# Goal
For each line that holds "values", copy the line out.
── Input records
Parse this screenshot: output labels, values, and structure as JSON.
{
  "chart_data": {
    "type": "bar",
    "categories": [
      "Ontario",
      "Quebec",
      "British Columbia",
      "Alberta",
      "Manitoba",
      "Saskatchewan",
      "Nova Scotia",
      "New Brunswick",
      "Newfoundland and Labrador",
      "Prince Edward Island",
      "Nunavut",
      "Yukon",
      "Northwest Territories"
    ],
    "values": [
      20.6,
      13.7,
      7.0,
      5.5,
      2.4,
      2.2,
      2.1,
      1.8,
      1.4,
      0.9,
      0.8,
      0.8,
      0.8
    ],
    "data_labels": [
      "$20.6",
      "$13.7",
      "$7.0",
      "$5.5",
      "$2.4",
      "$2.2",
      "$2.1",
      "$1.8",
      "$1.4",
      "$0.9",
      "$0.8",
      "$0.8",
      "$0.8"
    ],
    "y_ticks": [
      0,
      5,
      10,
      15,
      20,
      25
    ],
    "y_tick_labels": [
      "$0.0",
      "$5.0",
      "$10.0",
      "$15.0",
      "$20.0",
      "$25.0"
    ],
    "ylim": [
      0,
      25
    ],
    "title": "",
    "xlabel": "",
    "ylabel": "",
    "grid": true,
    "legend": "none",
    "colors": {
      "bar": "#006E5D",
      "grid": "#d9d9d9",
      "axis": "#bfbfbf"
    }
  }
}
────
# Answer in full
Parse this screenshot: output labels, values, and structure as JSON.
    "values": [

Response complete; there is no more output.